** START Exercise material **

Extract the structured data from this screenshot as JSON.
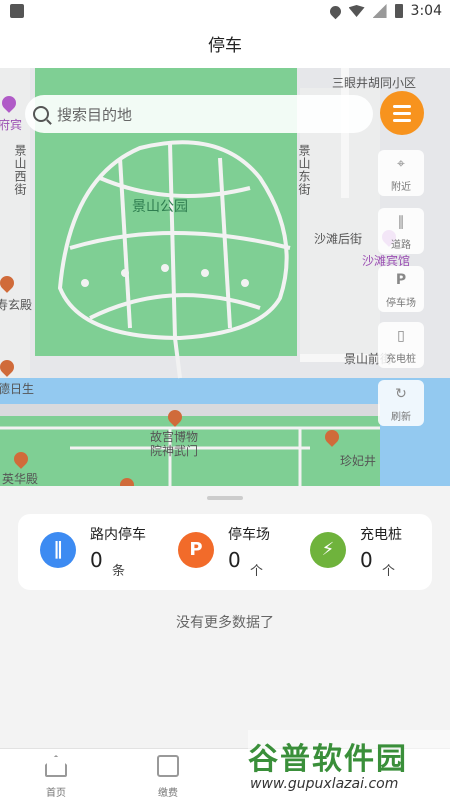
{
  "status_bar": {
    "time": "3:04"
  },
  "header": {
    "title": "停车"
  },
  "search": {
    "placeholder": "搜索目的地"
  },
  "map": {
    "labels": {
      "park": "景山公园",
      "top_right": "三眼井胡同小区",
      "west_street": "景山西街",
      "east_street": "景山东街",
      "shatan": "沙滩后街",
      "hotel": "沙滩宾馆",
      "left_top": "府宾",
      "left_hall": "寿玄殿",
      "left_bottom": "德日生",
      "museum": "故宫博物院神武门",
      "zhenfei": "珍妃井",
      "yinghua": "英华殿",
      "jingshan_front": "景山前街"
    }
  },
  "tools": {
    "nearby": "附近",
    "road": "道路",
    "parking_lot": "停车场",
    "charging": "充电桩",
    "refresh": "刷新"
  },
  "stats": [
    {
      "label": "路内停车",
      "value": "0",
      "unit": "条",
      "color": "#3d8bf2",
      "icon": "road-icon"
    },
    {
      "label": "停车场",
      "value": "0",
      "unit": "个",
      "color": "#f26b2a",
      "icon": "P"
    },
    {
      "label": "充电桩",
      "value": "0",
      "unit": "个",
      "color": "#6fb33c",
      "icon": "charger-icon"
    }
  ],
  "no_more": "没有更多数据了",
  "tabbar": {
    "home": "首页",
    "fee": "缴费"
  },
  "watermark": {
    "brand": "谷普软件园",
    "url": "www.gupuxlazai.com"
  }
}
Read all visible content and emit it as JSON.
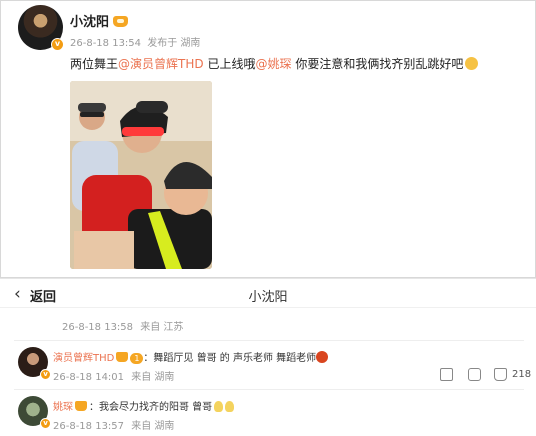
{
  "post": {
    "author": "小沈阳",
    "date": "26-8-18 13:54",
    "source": "发布于 湖南",
    "text_prefix": "两位舞王",
    "mention1": "@演员曾辉THD",
    "text_mid": "已上线哦",
    "mention2": "@姚琛",
    "text_suffix": "你要注意和我俩找齐别乱跳好吧"
  },
  "nav": {
    "back_label": "返回",
    "title": "小沈阳"
  },
  "thread_meta": {
    "date": "26-8-18 13:58",
    "source": "来自 江苏"
  },
  "comments": [
    {
      "name": "演员曾辉THD",
      "level": "1",
      "text": "：舞蹈厅见  曾哥 的 声乐老师 舞蹈老师",
      "date": "26-8-18 14:01",
      "source": "来自 湖南",
      "likes": "218"
    },
    {
      "name": "姚琛",
      "text": "：我会尽力找齐的阳哥  曾哥",
      "date": "26-8-18 13:57",
      "source": "来自 湖南"
    }
  ],
  "colors": {
    "mention": "#eb7350",
    "badge": "#f5a623",
    "meta": "#999999"
  }
}
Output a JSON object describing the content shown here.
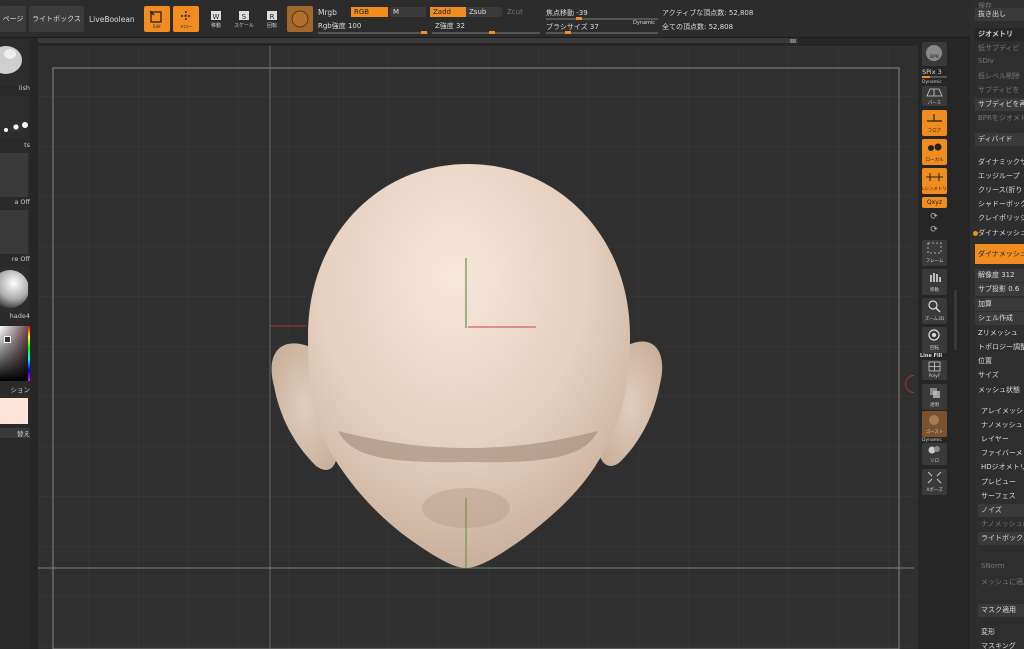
{
  "topbar": {
    "page_label": "ページ",
    "lightbox_label": "ライトボックス",
    "liveboolean_label": "LiveBoolean",
    "edit_label": "Edit",
    "draw_label": "ドロー",
    "move_label": "移動",
    "scale_label": "スケール",
    "rotate_label": "回転",
    "mrgb_label": "Mrgb",
    "rgb_label": "RGB",
    "m_label": "M",
    "zadd_label": "Zadd",
    "zsub_label": "Zsub",
    "zcut_label": "Zcut",
    "rgb_intensity_label": "Rgb強度 100",
    "z_intensity_label": "Z強度 32",
    "focal_shift_label": "焦点移動 -39",
    "brush_size_label": "ブラシサイズ 37",
    "dynamic_label": "Dynamic",
    "active_points_label": "アクティブな頂点数: 52,808",
    "total_points_label": "全ての頂点数: 52,808",
    "rgb_intensity_value": 100,
    "z_intensity_value": 32,
    "focal_shift_value": -39,
    "brush_size_value": 37
  },
  "left_panel": {
    "captions": [
      "lish",
      "ts",
      "a Off",
      "re Off",
      "hade4",
      "ション",
      "替え"
    ]
  },
  "right_toolbar": {
    "bpr_label": "BPR",
    "spix_label": "SPix 3",
    "dynamic_label": "Dynamic",
    "perspective_label": "パース",
    "floor_label": "フロア",
    "local_label": "ローカル",
    "lsym_label": "Lシンメトリ",
    "xyz_label": "Qxyz",
    "frame_label": "フレーム",
    "move_label": "移動",
    "zoom_label": "ズーム3D",
    "rotate_label": "回転",
    "linefill_label": "Line Fill",
    "polyf_label": "PolyF",
    "transp_label": "透明",
    "ghost_label": "ゴースト",
    "dynamic2_label": "Dynamic",
    "solo_label": "ソロ",
    "xpose_label": "Xポーズ"
  },
  "right_panel": {
    "items": [
      {
        "label": "保存",
        "style": "dim"
      },
      {
        "label": "抜き出し",
        "style": "box"
      },
      {
        "label": "ジオメトリ",
        "style": "header"
      },
      {
        "label": "低サブディビ",
        "style": "dim"
      },
      {
        "label": "SDiv",
        "style": "dim"
      },
      {
        "label": "低レベル削除",
        "style": "dim"
      },
      {
        "label": "サブディビを",
        "style": "dim"
      },
      {
        "label": "サブディビを再",
        "style": "box"
      },
      {
        "label": "BPRをジオメト",
        "style": "dim"
      },
      {
        "label": "ディバイド",
        "style": "box"
      },
      {
        "label": "ダイナミックサ",
        "style": "plain"
      },
      {
        "label": "エッジループ",
        "style": "plain"
      },
      {
        "label": "クリース(折り",
        "style": "plain"
      },
      {
        "label": "シャドーボック",
        "style": "plain"
      },
      {
        "label": "クレイポリッシ",
        "style": "plain"
      },
      {
        "label": "ダイナメッシュ",
        "style": "plain"
      },
      {
        "label": "ダイナメッシュ",
        "style": "hl"
      },
      {
        "label": "解像度 312",
        "style": "box"
      },
      {
        "label": "サブ投影 0.6",
        "style": "box"
      },
      {
        "label": "加算",
        "style": "box"
      },
      {
        "label": "シェル作成",
        "style": "box"
      },
      {
        "label": "Zリメッシュ",
        "style": "plain"
      },
      {
        "label": "トポロジー調整",
        "style": "plain"
      },
      {
        "label": "位置",
        "style": "plain"
      },
      {
        "label": "サイズ",
        "style": "plain"
      },
      {
        "label": "メッシュ状態",
        "style": "plain"
      },
      {
        "label": "アレイメッシュ",
        "style": "plain"
      },
      {
        "label": "ナノメッシュ",
        "style": "plain"
      },
      {
        "label": "レイヤー",
        "style": "plain"
      },
      {
        "label": "ファイバーメ",
        "style": "plain"
      },
      {
        "label": "HDジオメトリ",
        "style": "plain"
      },
      {
        "label": "プレビュー",
        "style": "plain"
      },
      {
        "label": "サーフェス",
        "style": "plain"
      },
      {
        "label": "ノイズ",
        "style": "box"
      },
      {
        "label": "ナノメッシュに",
        "style": "dim"
      },
      {
        "label": "ライトボックス",
        "style": "box"
      },
      {
        "label": "SNorm",
        "style": "dim"
      },
      {
        "label": "メッシュに適用",
        "style": "dim"
      },
      {
        "label": "マスク適用",
        "style": "box"
      },
      {
        "label": "変形",
        "style": "plain"
      },
      {
        "label": "マスキング",
        "style": "plain"
      }
    ]
  },
  "colors": {
    "accent": "#f08c20",
    "skin": "#e8d3c2",
    "swatch": "#fde3d8"
  }
}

** END Exercise material **

Copy out every line of the material above exactly, skipping the pictures.

Extract the structured data from this screenshot as JSON.
{
  "status_bar": {
    "time": "3:04"
  },
  "header": {
    "title": "停车"
  },
  "search": {
    "placeholder": "搜索目的地"
  },
  "map": {
    "labels": {
      "park": "景山公园",
      "top_right": "三眼井胡同小区",
      "west_street": "景山西街",
      "east_street": "景山东街",
      "shatan": "沙滩后街",
      "hotel": "沙滩宾馆",
      "left_top": "府宾",
      "left_hall": "寿玄殿",
      "left_bottom": "德日生",
      "museum": "故宫博物院神武门",
      "zhenfei": "珍妃井",
      "yinghua": "英华殿",
      "jingshan_front": "景山前街"
    }
  },
  "tools": {
    "nearby": "附近",
    "road": "道路",
    "parking_lot": "停车场",
    "charging": "充电桩",
    "refresh": "刷新"
  },
  "stats": [
    {
      "label": "路内停车",
      "value": "0",
      "unit": "条",
      "color": "#3d8bf2",
      "icon": "road-icon"
    },
    {
      "label": "停车场",
      "value": "0",
      "unit": "个",
      "color": "#f26b2a",
      "icon": "P"
    },
    {
      "label": "充电桩",
      "value": "0",
      "unit": "个",
      "color": "#6fb33c",
      "icon": "charger-icon"
    }
  ],
  "no_more": "没有更多数据了",
  "tabbar": {
    "home": "首页",
    "fee": "缴费"
  },
  "watermark": {
    "brand": "谷普软件园",
    "url": "www.gupuxlazai.com"
  }
}
Read all visible content and emit it as JSON.
{
  "post": {
    "author": "小沈阳",
    "date": "26-8-18 13:54",
    "source": "发布于 湖南",
    "text_prefix": "两位舞王",
    "mention1": "@演员曾辉THD",
    "text_mid": "已上线哦",
    "mention2": "@姚琛",
    "text_suffix": "你要注意和我俩找齐别乱跳好吧"
  },
  "nav": {
    "back_label": "返回",
    "title": "小沈阳"
  },
  "thread_meta": {
    "date": "26-8-18 13:58",
    "source": "来自 江苏"
  },
  "comments": [
    {
      "name": "演员曾辉THD",
      "level": "1",
      "text": "：舞蹈厅见  曾哥 的 声乐老师 舞蹈老师",
      "date": "26-8-18 14:01",
      "source": "来自 湖南",
      "likes": "218"
    },
    {
      "name": "姚琛",
      "text": "：我会尽力找齐的阳哥  曾哥",
      "date": "26-8-18 13:57",
      "source": "来自 湖南"
    }
  ],
  "colors": {
    "mention": "#eb7350",
    "badge": "#f5a623",
    "meta": "#999999"
  }
}
Output a JSON object describing the content shown here.
{
  "topbar": {
    "page_label": "ページ",
    "lightbox_label": "ライトボックス",
    "liveboolean_label": "LiveBoolean",
    "edit_label": "Edit",
    "draw_label": "ドロー",
    "move_label": "移動",
    "scale_label": "スケール",
    "rotate_label": "回転",
    "mrgb_label": "Mrgb",
    "rgb_label": "RGB",
    "m_label": "M",
    "zadd_label": "Zadd",
    "zsub_label": "Zsub",
    "zcut_label": "Zcut",
    "rgb_intensity_label": "Rgb強度 100",
    "z_intensity_label": "Z強度 32",
    "focal_shift_label": "焦点移動 -39",
    "brush_size_label": "ブラシサイズ 37",
    "dynamic_label": "Dynamic",
    "active_points_label": "アクティブな頂点数: 52,808",
    "total_points_label": "全ての頂点数: 52,808",
    "rgb_intensity_value": 100,
    "z_intensity_value": 32,
    "focal_shift_value": -39,
    "brush_size_value": 37
  },
  "left_panel": {
    "captions": [
      "lish",
      "ts",
      "a Off",
      "re Off",
      "hade4",
      "ション",
      "替え"
    ]
  },
  "right_toolbar": {
    "bpr_label": "BPR",
    "spix_label": "SPix 3",
    "dynamic_label": "Dynamic",
    "perspective_label": "パース",
    "floor_label": "フロア",
    "local_label": "ローカル",
    "lsym_label": "Lシンメトリ",
    "xyz_label": "Qxyz",
    "frame_label": "フレーム",
    "move_label": "移動",
    "zoom_label": "ズーム3D",
    "rotate_label": "回転",
    "linefill_label": "Line Fill",
    "polyf_label": "PolyF",
    "transp_label": "透明",
    "ghost_label": "ゴースト",
    "dynamic2_label": "Dynamic",
    "solo_label": "ソロ",
    "xpose_label": "Xポーズ"
  },
  "right_panel": {
    "items": [
      {
        "label": "保存",
        "style": "dim"
      },
      {
        "label": "抜き出し",
        "style": "box"
      },
      {
        "label": "ジオメトリ",
        "style": "header"
      },
      {
        "label": "低サブディビ",
        "style": "dim"
      },
      {
        "label": "SDiv",
        "style": "dim"
      },
      {
        "label": "低レベル削除",
        "style": "dim"
      },
      {
        "label": "サブディビを",
        "style": "dim"
      },
      {
        "label": "サブディビを再",
        "style": "box"
      },
      {
        "label": "BPRをジオメト",
        "style": "dim"
      },
      {
        "label": "ディバイド",
        "style": "box"
      },
      {
        "label": "ダイナミックサ",
        "style": "plain"
      },
      {
        "label": "エッジループ",
        "style": "plain"
      },
      {
        "label": "クリース(折り",
        "style": "plain"
      },
      {
        "label": "シャドーボック",
        "style": "plain"
      },
      {
        "label": "クレイポリッシ",
        "style": "plain"
      },
      {
        "label": "ダイナメッシュ",
        "style": "plain"
      },
      {
        "label": "ダイナメッシュ",
        "style": "hl"
      },
      {
        "label": "解像度 312",
        "style": "box"
      },
      {
        "label": "サブ投影 0.6",
        "style": "box"
      },
      {
        "label": "加算",
        "style": "box"
      },
      {
        "label": "シェル作成",
        "style": "box"
      },
      {
        "label": "Zリメッシュ",
        "style": "plain"
      },
      {
        "label": "トポロジー調整",
        "style": "plain"
      },
      {
        "label": "位置",
        "style": "plain"
      },
      {
        "label": "サイズ",
        "style": "plain"
      },
      {
        "label": "メッシュ状態",
        "style": "plain"
      },
      {
        "label": "アレイメッシュ",
        "style": "plain"
      },
      {
        "label": "ナノメッシュ",
        "style": "plain"
      },
      {
        "label": "レイヤー",
        "style": "plain"
      },
      {
        "label": "ファイバーメ",
        "style": "plain"
      },
      {
        "label": "HDジオメトリ",
        "style": "plain"
      },
      {
        "label": "プレビュー",
        "style": "plain"
      },
      {
        "label": "サーフェス",
        "style": "plain"
      },
      {
        "label": "ノイズ",
        "style": "box"
      },
      {
        "label": "ナノメッシュに",
        "style": "dim"
      },
      {
        "label": "ライトボックス",
        "style": "box"
      },
      {
        "label": "SNorm",
        "style": "dim"
      },
      {
        "label": "メッシュに適用",
        "style": "dim"
      },
      {
        "label": "マスク適用",
        "style": "box"
      },
      {
        "label": "変形",
        "style": "plain"
      },
      {
        "label": "マスキング",
        "style": "plain"
      }
    ]
  },
  "colors": {
    "accent": "#f08c20",
    "skin": "#e8d3c2",
    "swatch": "#fde3d8"
  }
}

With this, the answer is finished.